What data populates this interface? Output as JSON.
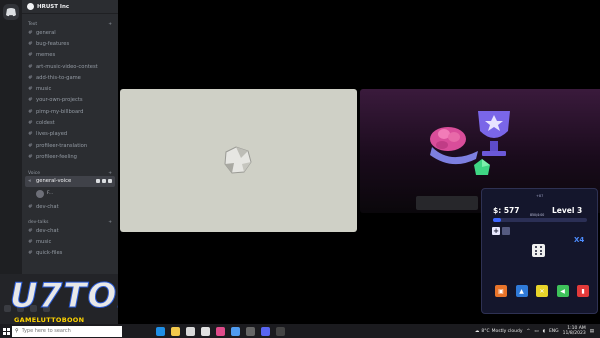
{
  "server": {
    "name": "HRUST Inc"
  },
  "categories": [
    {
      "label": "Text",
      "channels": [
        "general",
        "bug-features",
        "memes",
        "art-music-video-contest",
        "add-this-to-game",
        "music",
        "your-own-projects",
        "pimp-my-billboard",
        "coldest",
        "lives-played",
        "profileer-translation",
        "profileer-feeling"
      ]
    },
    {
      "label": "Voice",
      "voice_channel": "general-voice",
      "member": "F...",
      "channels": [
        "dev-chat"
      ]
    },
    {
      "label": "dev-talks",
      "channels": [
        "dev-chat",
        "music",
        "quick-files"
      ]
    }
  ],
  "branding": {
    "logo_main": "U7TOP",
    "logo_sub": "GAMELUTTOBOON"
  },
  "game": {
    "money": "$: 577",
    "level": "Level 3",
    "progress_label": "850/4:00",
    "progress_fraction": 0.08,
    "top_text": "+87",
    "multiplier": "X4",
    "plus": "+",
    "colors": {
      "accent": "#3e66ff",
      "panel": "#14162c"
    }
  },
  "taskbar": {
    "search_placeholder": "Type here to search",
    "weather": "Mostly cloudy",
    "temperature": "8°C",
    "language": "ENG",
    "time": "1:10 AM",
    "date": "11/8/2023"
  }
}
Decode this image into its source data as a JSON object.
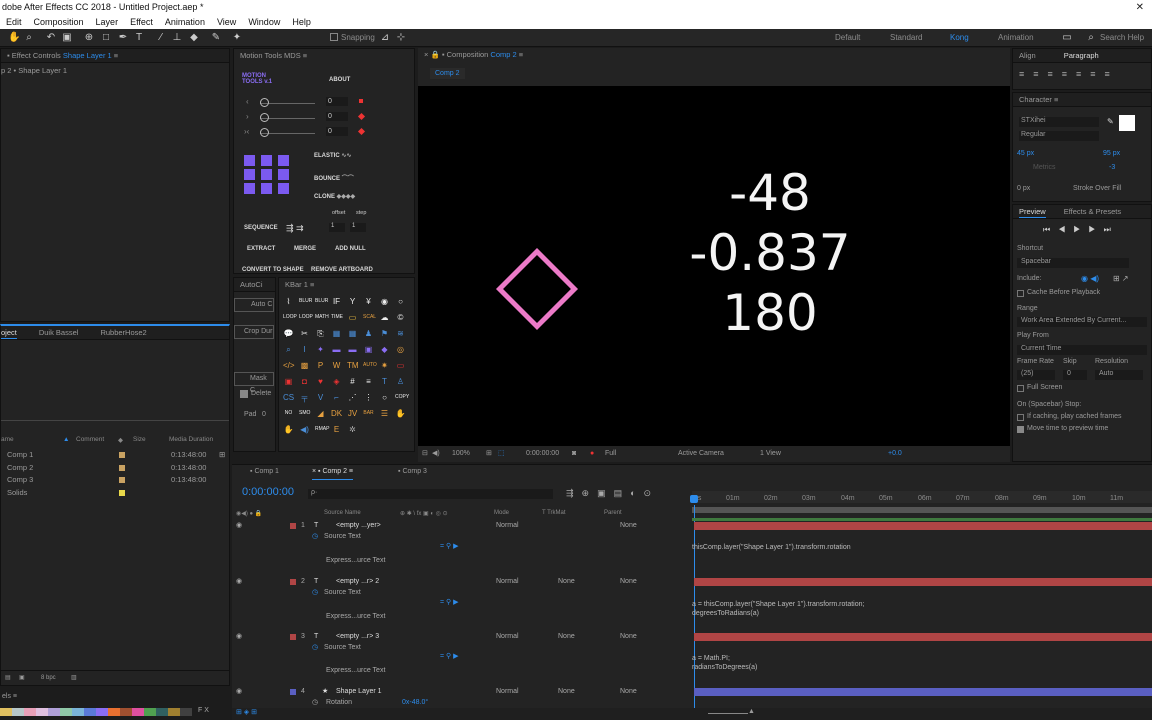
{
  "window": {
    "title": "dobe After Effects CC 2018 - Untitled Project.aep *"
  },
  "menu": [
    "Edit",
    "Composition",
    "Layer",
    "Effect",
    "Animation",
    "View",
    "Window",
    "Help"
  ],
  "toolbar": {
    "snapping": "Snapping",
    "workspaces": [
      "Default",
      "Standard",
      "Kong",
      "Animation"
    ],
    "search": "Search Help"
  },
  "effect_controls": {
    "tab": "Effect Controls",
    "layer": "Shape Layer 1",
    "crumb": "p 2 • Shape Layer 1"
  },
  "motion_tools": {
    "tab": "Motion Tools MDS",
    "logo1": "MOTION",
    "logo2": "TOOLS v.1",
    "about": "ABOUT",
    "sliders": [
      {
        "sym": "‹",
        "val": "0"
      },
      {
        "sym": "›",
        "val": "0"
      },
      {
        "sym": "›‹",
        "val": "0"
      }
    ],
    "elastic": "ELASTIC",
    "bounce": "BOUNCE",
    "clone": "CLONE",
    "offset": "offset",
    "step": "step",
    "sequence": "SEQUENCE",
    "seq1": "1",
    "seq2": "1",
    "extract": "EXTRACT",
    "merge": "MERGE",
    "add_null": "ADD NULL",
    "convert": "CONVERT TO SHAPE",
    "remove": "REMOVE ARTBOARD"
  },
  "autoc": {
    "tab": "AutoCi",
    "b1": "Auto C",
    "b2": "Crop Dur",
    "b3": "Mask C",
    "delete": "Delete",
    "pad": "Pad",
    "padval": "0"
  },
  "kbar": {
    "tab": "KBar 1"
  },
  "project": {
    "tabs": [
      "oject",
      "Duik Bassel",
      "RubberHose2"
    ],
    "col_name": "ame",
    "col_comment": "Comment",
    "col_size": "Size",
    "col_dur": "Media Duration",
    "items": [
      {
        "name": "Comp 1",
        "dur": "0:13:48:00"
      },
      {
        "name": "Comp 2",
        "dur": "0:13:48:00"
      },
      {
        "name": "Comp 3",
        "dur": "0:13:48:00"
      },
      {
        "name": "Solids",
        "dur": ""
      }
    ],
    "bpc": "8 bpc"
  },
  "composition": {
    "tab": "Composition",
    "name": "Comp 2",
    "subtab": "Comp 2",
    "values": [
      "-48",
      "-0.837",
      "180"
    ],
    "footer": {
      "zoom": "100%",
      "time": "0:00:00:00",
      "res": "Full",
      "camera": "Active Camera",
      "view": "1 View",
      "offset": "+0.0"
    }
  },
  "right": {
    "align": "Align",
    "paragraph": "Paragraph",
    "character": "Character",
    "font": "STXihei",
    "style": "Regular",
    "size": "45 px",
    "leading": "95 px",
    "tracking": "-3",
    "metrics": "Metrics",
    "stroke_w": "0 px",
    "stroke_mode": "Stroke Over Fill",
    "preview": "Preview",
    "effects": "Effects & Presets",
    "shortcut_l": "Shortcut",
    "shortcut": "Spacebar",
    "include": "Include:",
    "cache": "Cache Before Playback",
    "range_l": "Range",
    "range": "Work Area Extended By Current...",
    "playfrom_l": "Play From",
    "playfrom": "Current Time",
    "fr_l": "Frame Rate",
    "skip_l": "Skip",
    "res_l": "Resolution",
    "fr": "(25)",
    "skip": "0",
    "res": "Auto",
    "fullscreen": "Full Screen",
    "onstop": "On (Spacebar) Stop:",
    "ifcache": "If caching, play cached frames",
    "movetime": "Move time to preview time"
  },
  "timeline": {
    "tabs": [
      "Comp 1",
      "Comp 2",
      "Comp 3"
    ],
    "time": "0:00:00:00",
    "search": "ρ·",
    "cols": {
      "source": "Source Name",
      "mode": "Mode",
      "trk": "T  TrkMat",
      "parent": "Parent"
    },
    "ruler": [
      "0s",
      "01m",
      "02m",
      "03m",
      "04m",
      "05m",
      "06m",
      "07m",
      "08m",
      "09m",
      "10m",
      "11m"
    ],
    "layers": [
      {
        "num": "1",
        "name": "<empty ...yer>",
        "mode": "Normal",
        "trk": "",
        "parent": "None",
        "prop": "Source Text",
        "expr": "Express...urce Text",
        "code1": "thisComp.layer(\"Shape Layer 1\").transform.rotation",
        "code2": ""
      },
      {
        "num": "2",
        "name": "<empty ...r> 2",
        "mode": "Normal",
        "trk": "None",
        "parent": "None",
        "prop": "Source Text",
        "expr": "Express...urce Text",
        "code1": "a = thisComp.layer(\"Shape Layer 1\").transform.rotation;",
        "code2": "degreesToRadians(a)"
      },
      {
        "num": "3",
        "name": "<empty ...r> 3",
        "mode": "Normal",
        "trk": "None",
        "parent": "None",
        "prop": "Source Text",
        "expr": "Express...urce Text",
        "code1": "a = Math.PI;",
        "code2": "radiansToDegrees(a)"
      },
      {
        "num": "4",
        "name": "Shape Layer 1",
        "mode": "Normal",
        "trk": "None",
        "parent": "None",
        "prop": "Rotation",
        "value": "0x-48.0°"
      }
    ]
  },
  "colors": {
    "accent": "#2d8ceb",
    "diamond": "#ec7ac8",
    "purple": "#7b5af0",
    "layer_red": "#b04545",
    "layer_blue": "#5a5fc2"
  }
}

- TASK DESCRIPTION -
Reproduce every entry word for word, but skip any pictures.

- EXPECTED OUTPUT -
What data populates this interface? Output as JSON.
{
  "server": {
    "name": "HRUST Inc"
  },
  "categories": [
    {
      "label": "Text",
      "channels": [
        "general",
        "bug-features",
        "memes",
        "art-music-video-contest",
        "add-this-to-game",
        "music",
        "your-own-projects",
        "pimp-my-billboard",
        "coldest",
        "lives-played",
        "profileer-translation",
        "profileer-feeling"
      ]
    },
    {
      "label": "Voice",
      "voice_channel": "general-voice",
      "member": "F...",
      "channels": [
        "dev-chat"
      ]
    },
    {
      "label": "dev-talks",
      "channels": [
        "dev-chat",
        "music",
        "quick-files"
      ]
    }
  ],
  "branding": {
    "logo_main": "U7TOP",
    "logo_sub": "GAMELUTTOBOON"
  },
  "game": {
    "money": "$: 577",
    "level": "Level 3",
    "progress_label": "850/4:00",
    "progress_fraction": 0.08,
    "top_text": "+87",
    "multiplier": "X4",
    "plus": "+",
    "colors": {
      "accent": "#3e66ff",
      "panel": "#14162c"
    }
  },
  "taskbar": {
    "search_placeholder": "Type here to search",
    "weather": "Mostly cloudy",
    "temperature": "8°C",
    "language": "ENG",
    "time": "1:10 AM",
    "date": "11/8/2023"
  }
}
Decode this image into its source data as a JSON object.
{
  "window": {
    "title": "dobe After Effects CC 2018 - Untitled Project.aep *"
  },
  "menu": [
    "Edit",
    "Composition",
    "Layer",
    "Effect",
    "Animation",
    "View",
    "Window",
    "Help"
  ],
  "toolbar": {
    "snapping": "Snapping",
    "workspaces": [
      "Default",
      "Standard",
      "Kong",
      "Animation"
    ],
    "search": "Search Help"
  },
  "effect_controls": {
    "tab": "Effect Controls",
    "layer": "Shape Layer 1",
    "crumb": "p 2 • Shape Layer 1"
  },
  "motion_tools": {
    "tab": "Motion Tools MDS",
    "logo1": "MOTION",
    "logo2": "TOOLS v.1",
    "about": "ABOUT",
    "sliders": [
      {
        "sym": "‹",
        "val": "0"
      },
      {
        "sym": "›",
        "val": "0"
      },
      {
        "sym": "›‹",
        "val": "0"
      }
    ],
    "elastic": "ELASTIC",
    "bounce": "BOUNCE",
    "clone": "CLONE",
    "offset": "offset",
    "step": "step",
    "sequence": "SEQUENCE",
    "seq1": "1",
    "seq2": "1",
    "extract": "EXTRACT",
    "merge": "MERGE",
    "add_null": "ADD NULL",
    "convert": "CONVERT TO SHAPE",
    "remove": "REMOVE ARTBOARD"
  },
  "autoc": {
    "tab": "AutoCi",
    "b1": "Auto C",
    "b2": "Crop Dur",
    "b3": "Mask C",
    "delete": "Delete",
    "pad": "Pad",
    "padval": "0"
  },
  "kbar": {
    "tab": "KBar 1"
  },
  "project": {
    "tabs": [
      "oject",
      "Duik Bassel",
      "RubberHose2"
    ],
    "col_name": "ame",
    "col_comment": "Comment",
    "col_size": "Size",
    "col_dur": "Media Duration",
    "items": [
      {
        "name": "Comp 1",
        "dur": "0:13:48:00"
      },
      {
        "name": "Comp 2",
        "dur": "0:13:48:00"
      },
      {
        "name": "Comp 3",
        "dur": "0:13:48:00"
      },
      {
        "name": "Solids",
        "dur": ""
      }
    ],
    "bpc": "8 bpc"
  },
  "composition": {
    "tab": "Composition",
    "name": "Comp 2",
    "subtab": "Comp 2",
    "values": [
      "-48",
      "-0.837",
      "180"
    ],
    "footer": {
      "zoom": "100%",
      "time": "0:00:00:00",
      "res": "Full",
      "camera": "Active Camera",
      "view": "1 View",
      "offset": "+0.0"
    }
  },
  "right": {
    "align": "Align",
    "paragraph": "Paragraph",
    "character": "Character",
    "font": "STXihei",
    "style": "Regular",
    "size": "45 px",
    "leading": "95 px",
    "tracking": "-3",
    "metrics": "Metrics",
    "stroke_w": "0 px",
    "stroke_mode": "Stroke Over Fill",
    "preview": "Preview",
    "effects": "Effects & Presets",
    "shortcut_l": "Shortcut",
    "shortcut": "Spacebar",
    "include": "Include:",
    "cache": "Cache Before Playback",
    "range_l": "Range",
    "range": "Work Area Extended By Current...",
    "playfrom_l": "Play From",
    "playfrom": "Current Time",
    "fr_l": "Frame Rate",
    "skip_l": "Skip",
    "res_l": "Resolution",
    "fr": "(25)",
    "skip": "0",
    "res": "Auto",
    "fullscreen": "Full Screen",
    "onstop": "On (Spacebar) Stop:",
    "ifcache": "If caching, play cached frames",
    "movetime": "Move time to preview time"
  },
  "timeline": {
    "tabs": [
      "Comp 1",
      "Comp 2",
      "Comp 3"
    ],
    "time": "0:00:00:00",
    "search": "ρ·",
    "cols": {
      "source": "Source Name",
      "mode": "Mode",
      "trk": "T  TrkMat",
      "parent": "Parent"
    },
    "ruler": [
      "0s",
      "01m",
      "02m",
      "03m",
      "04m",
      "05m",
      "06m",
      "07m",
      "08m",
      "09m",
      "10m",
      "11m"
    ],
    "layers": [
      {
        "num": "1",
        "name": "<empty ...yer>",
        "mode": "Normal",
        "trk": "",
        "parent": "None",
        "prop": "Source Text",
        "expr": "Express...urce Text",
        "code1": "thisComp.layer(\"Shape Layer 1\").transform.rotation",
        "code2": ""
      },
      {
        "num": "2",
        "name": "<empty ...r> 2",
        "mode": "Normal",
        "trk": "None",
        "parent": "None",
        "prop": "Source Text",
        "expr": "Express...urce Text",
        "code1": "a = thisComp.layer(\"Shape Layer 1\").transform.rotation;",
        "code2": "degreesToRadians(a)"
      },
      {
        "num": "3",
        "name": "<empty ...r> 3",
        "mode": "Normal",
        "trk": "None",
        "parent": "None",
        "prop": "Source Text",
        "expr": "Express...urce Text",
        "code1": "a = Math.PI;",
        "code2": "radiansToDegrees(a)"
      },
      {
        "num": "4",
        "name": "Shape Layer 1",
        "mode": "Normal",
        "trk": "None",
        "parent": "None",
        "prop": "Rotation",
        "value": "0x-48.0°"
      }
    ]
  },
  "colors": {
    "accent": "#2d8ceb",
    "diamond": "#ec7ac8",
    "purple": "#7b5af0",
    "layer_red": "#b04545",
    "layer_blue": "#5a5fc2"
  }
}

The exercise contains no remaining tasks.